### Aim
Which lines in the records below contain the word "type"? Copy each of them.

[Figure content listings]
— begin —

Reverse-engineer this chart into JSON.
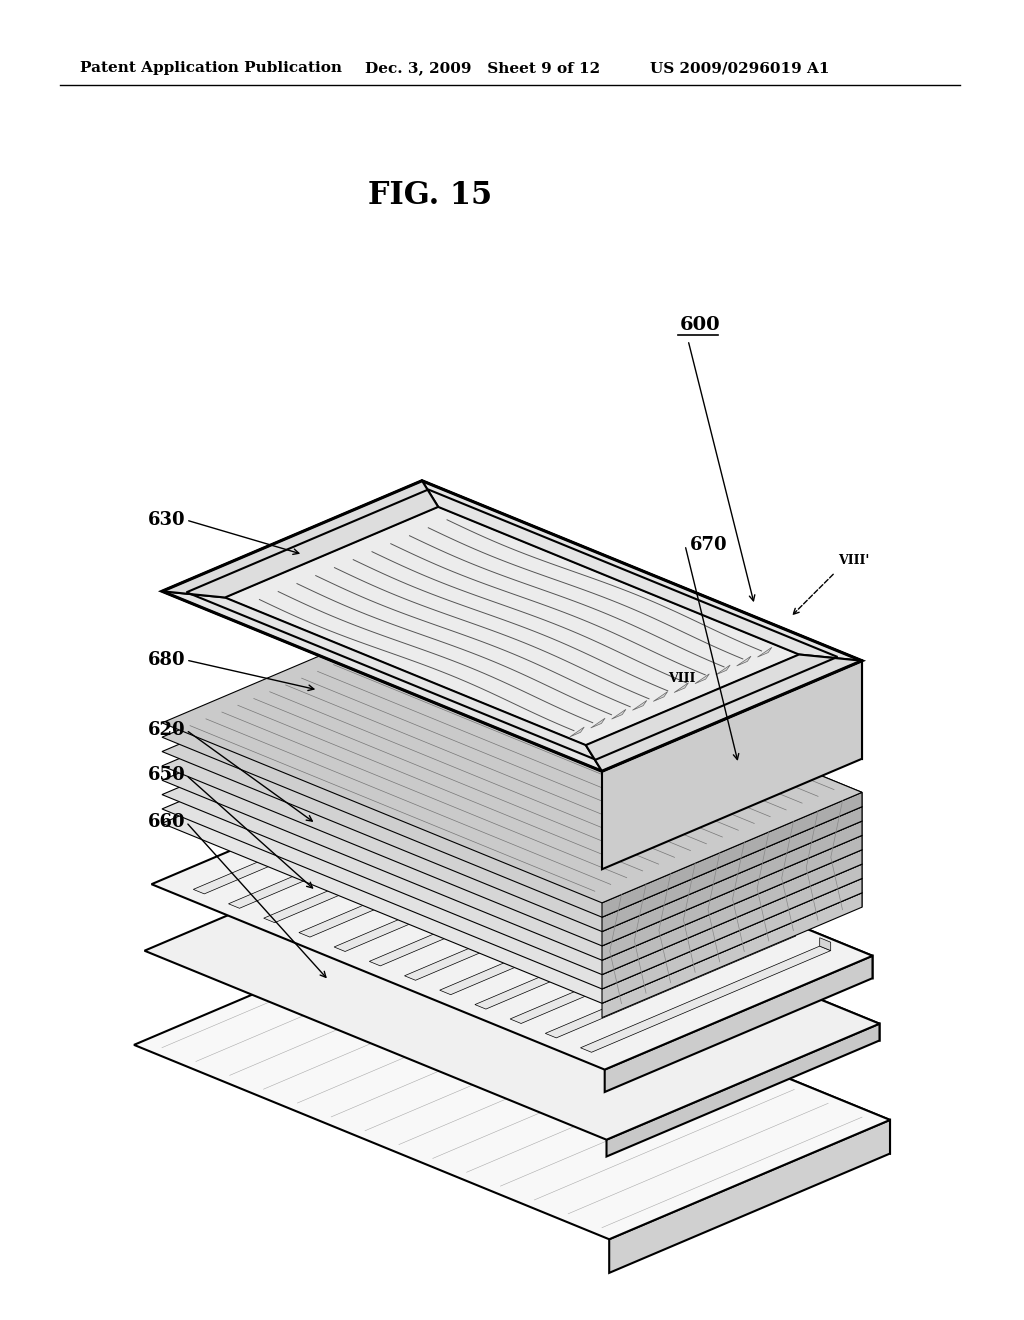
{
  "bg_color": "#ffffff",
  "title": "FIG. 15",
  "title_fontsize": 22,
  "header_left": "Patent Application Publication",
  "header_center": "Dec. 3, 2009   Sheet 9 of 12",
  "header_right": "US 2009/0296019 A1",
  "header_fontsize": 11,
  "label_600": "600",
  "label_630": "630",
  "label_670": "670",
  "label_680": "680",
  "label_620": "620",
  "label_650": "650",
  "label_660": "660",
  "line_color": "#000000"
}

— end —
— begin —

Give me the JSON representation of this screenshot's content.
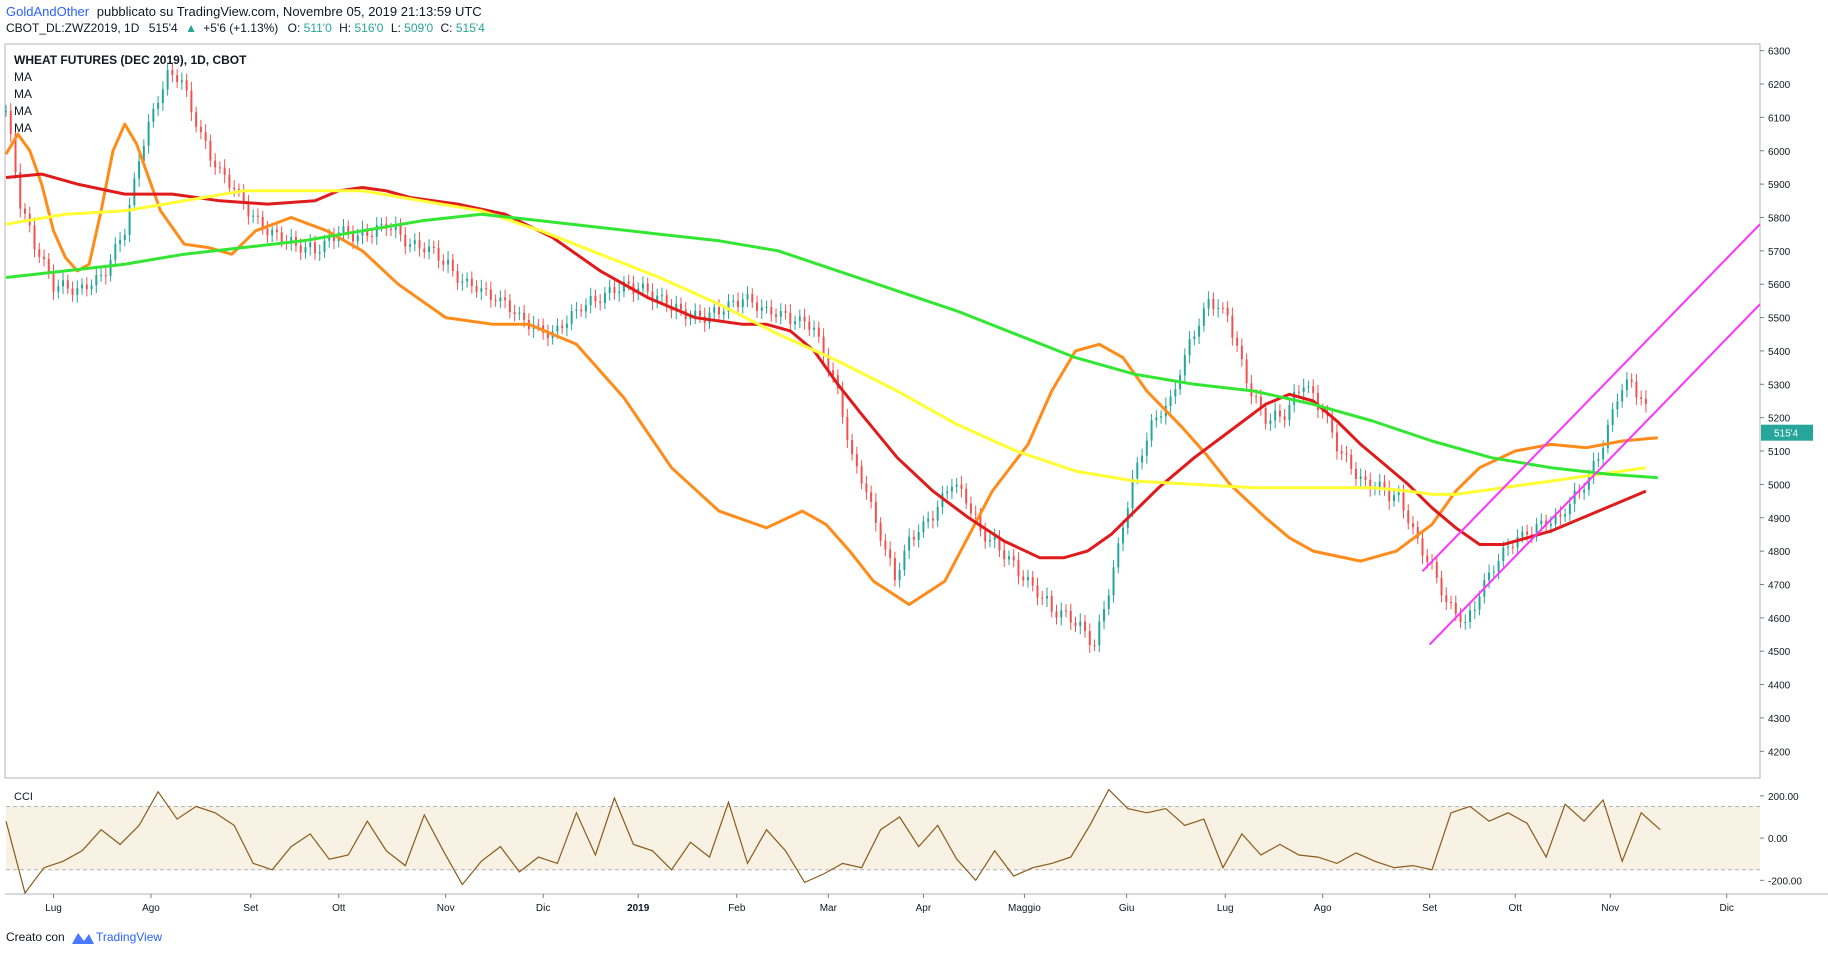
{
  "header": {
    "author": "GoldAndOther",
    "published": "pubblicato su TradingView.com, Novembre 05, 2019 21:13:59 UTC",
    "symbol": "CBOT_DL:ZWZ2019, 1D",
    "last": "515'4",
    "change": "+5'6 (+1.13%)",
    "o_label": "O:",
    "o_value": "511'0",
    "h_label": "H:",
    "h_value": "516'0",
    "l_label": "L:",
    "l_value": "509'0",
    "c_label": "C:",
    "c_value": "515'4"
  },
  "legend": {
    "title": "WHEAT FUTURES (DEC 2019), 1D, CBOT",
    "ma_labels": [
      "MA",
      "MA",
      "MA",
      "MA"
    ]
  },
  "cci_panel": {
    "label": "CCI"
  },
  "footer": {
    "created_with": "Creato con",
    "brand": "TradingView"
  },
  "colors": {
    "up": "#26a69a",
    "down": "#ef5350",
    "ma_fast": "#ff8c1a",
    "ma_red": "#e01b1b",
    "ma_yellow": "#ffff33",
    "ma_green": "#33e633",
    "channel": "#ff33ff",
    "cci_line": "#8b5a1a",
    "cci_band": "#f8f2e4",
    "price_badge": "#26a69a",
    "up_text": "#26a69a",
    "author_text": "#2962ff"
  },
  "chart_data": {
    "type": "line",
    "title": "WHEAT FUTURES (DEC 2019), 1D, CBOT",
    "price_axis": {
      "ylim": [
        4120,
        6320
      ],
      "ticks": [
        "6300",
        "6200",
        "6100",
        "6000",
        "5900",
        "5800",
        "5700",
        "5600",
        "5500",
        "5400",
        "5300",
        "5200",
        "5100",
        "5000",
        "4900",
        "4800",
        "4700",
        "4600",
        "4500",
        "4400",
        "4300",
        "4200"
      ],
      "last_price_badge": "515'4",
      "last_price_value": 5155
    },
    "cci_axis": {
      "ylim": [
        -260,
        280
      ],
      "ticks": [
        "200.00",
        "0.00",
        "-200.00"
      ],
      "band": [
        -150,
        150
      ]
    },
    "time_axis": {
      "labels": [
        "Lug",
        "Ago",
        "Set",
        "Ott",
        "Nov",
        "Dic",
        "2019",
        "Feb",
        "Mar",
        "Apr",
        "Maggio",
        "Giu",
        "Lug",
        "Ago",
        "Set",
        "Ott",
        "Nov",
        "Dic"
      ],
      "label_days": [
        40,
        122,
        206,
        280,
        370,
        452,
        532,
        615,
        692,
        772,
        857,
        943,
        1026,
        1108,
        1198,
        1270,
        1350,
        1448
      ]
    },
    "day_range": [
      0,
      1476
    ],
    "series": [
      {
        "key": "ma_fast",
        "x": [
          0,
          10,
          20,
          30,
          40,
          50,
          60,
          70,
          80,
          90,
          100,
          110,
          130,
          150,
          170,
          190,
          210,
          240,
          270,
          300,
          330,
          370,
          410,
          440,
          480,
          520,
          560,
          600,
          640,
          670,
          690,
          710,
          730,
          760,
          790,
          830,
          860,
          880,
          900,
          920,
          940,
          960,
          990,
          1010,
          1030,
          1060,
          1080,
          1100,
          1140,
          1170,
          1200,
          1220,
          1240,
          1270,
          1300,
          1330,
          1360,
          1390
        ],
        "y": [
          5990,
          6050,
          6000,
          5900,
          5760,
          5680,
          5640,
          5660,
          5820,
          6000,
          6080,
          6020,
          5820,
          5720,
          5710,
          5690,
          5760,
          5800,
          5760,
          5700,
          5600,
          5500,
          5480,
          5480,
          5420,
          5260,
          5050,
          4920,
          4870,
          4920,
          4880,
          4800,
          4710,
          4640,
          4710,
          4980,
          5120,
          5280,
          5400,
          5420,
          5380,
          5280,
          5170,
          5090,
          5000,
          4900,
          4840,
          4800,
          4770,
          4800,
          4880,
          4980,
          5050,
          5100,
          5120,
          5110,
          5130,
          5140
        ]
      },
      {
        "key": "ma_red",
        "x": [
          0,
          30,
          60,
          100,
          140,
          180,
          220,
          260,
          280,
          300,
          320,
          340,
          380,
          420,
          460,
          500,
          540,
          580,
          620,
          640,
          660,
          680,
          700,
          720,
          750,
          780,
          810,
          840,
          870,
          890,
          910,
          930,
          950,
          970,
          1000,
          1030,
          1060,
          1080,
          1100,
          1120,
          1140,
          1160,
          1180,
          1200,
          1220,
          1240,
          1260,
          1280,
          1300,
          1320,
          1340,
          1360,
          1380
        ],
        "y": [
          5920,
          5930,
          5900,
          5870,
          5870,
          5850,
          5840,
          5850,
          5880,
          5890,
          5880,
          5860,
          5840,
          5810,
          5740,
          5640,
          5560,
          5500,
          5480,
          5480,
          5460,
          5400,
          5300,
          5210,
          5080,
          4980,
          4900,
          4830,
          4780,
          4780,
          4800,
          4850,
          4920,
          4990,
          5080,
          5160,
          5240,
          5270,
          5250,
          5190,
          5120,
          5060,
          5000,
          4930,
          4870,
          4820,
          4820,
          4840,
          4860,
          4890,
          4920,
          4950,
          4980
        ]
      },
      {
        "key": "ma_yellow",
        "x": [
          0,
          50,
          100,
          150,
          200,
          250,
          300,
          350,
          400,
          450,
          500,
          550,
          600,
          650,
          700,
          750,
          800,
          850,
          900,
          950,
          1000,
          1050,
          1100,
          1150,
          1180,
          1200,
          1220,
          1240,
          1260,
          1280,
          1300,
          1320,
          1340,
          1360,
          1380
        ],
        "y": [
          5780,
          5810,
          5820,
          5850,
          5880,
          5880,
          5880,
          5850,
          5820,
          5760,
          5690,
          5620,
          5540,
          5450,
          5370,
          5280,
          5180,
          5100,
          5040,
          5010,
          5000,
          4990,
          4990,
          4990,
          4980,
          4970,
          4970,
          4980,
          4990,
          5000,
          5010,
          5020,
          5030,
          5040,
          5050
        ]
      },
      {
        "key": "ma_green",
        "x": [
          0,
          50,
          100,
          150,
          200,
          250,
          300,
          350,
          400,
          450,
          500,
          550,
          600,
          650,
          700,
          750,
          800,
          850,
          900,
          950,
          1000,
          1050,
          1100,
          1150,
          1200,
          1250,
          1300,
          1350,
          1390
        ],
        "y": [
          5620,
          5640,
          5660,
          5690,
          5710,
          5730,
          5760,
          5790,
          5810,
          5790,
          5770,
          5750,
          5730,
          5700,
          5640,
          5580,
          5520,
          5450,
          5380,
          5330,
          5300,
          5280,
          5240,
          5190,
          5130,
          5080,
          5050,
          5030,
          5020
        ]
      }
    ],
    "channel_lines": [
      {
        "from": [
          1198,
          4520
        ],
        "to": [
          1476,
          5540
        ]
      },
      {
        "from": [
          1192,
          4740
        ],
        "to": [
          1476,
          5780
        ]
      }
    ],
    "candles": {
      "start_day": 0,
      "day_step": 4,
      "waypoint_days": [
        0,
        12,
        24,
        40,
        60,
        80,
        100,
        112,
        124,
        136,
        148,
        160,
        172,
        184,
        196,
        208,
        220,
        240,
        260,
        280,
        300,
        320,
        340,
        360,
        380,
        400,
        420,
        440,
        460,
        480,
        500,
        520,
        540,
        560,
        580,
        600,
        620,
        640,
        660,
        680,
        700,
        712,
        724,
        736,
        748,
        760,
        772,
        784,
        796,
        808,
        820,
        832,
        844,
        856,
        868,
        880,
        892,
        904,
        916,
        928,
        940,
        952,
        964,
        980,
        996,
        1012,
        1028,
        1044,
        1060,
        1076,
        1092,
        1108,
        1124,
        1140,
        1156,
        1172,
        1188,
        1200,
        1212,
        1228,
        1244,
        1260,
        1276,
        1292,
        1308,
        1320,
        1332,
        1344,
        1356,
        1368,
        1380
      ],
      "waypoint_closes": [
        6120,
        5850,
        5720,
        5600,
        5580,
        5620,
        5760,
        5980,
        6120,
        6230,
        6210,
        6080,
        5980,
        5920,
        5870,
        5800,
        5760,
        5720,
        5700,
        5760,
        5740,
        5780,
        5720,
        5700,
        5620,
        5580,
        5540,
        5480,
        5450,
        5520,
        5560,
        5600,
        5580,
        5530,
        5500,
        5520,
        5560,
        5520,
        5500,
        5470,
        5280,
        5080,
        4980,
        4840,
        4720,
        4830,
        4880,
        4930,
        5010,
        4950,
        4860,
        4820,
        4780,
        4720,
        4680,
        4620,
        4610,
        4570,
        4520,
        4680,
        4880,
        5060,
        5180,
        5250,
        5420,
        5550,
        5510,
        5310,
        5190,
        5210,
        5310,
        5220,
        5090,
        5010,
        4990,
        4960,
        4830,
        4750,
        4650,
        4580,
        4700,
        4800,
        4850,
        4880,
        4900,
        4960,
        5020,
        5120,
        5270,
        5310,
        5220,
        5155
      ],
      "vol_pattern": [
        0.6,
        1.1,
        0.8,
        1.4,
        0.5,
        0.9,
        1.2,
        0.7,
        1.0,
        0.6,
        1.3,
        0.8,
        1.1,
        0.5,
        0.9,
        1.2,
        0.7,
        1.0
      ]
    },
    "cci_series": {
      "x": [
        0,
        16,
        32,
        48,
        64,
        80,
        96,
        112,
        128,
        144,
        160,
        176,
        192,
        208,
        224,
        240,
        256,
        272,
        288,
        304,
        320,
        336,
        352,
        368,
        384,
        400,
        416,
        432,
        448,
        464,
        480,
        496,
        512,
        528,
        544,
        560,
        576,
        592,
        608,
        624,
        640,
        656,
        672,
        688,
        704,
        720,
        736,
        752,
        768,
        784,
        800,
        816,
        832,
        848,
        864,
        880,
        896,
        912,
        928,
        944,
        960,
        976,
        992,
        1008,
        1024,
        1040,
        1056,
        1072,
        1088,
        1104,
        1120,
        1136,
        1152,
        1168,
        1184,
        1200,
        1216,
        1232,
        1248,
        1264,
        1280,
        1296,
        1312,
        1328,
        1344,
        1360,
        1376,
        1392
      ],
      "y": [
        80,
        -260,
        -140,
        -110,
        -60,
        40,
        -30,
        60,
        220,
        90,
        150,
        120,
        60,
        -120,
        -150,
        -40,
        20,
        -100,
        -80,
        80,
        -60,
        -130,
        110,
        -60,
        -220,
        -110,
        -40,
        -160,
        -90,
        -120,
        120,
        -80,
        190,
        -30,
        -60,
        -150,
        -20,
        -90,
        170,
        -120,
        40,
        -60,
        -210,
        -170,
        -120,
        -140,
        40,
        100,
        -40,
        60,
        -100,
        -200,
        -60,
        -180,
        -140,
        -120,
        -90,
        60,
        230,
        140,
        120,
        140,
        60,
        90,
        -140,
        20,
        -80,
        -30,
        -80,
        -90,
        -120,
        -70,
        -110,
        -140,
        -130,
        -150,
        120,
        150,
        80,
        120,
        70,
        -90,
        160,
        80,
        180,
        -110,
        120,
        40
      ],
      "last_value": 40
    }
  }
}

— end —
— begin —

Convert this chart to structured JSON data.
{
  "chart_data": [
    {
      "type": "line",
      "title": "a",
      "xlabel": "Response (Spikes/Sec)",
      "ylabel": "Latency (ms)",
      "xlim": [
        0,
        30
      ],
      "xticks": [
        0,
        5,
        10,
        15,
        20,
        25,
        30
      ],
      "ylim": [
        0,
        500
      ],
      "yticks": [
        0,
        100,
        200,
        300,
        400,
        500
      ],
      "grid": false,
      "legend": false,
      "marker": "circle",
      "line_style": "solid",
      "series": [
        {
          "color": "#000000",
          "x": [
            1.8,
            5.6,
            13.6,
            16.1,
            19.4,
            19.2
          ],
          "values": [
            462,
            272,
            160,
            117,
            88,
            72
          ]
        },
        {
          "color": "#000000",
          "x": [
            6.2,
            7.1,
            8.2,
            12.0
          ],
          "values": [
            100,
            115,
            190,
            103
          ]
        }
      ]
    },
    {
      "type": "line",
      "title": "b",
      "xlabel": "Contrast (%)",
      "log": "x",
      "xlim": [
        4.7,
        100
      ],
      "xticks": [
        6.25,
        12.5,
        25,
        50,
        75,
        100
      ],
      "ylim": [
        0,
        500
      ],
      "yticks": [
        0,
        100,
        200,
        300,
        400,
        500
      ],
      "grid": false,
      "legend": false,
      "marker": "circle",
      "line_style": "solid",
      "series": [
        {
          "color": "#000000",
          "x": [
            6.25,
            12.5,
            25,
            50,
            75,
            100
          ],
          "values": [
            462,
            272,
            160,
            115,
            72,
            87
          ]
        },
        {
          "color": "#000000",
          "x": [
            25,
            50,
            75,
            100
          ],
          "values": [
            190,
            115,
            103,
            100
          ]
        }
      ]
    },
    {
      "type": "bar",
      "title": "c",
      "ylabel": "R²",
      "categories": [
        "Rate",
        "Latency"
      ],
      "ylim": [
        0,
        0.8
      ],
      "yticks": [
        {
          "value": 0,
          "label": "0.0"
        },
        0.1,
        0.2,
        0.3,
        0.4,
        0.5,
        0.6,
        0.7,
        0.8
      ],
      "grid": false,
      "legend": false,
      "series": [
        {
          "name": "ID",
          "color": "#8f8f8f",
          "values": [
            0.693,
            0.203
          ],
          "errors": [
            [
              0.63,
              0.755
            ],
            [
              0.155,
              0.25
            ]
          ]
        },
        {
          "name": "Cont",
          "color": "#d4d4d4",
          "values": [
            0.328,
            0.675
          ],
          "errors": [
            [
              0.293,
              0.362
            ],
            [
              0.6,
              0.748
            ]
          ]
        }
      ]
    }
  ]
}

— end —

### Final result
    "type": "line",
      "type": "line",
      "type": "line",
      "type": "bar",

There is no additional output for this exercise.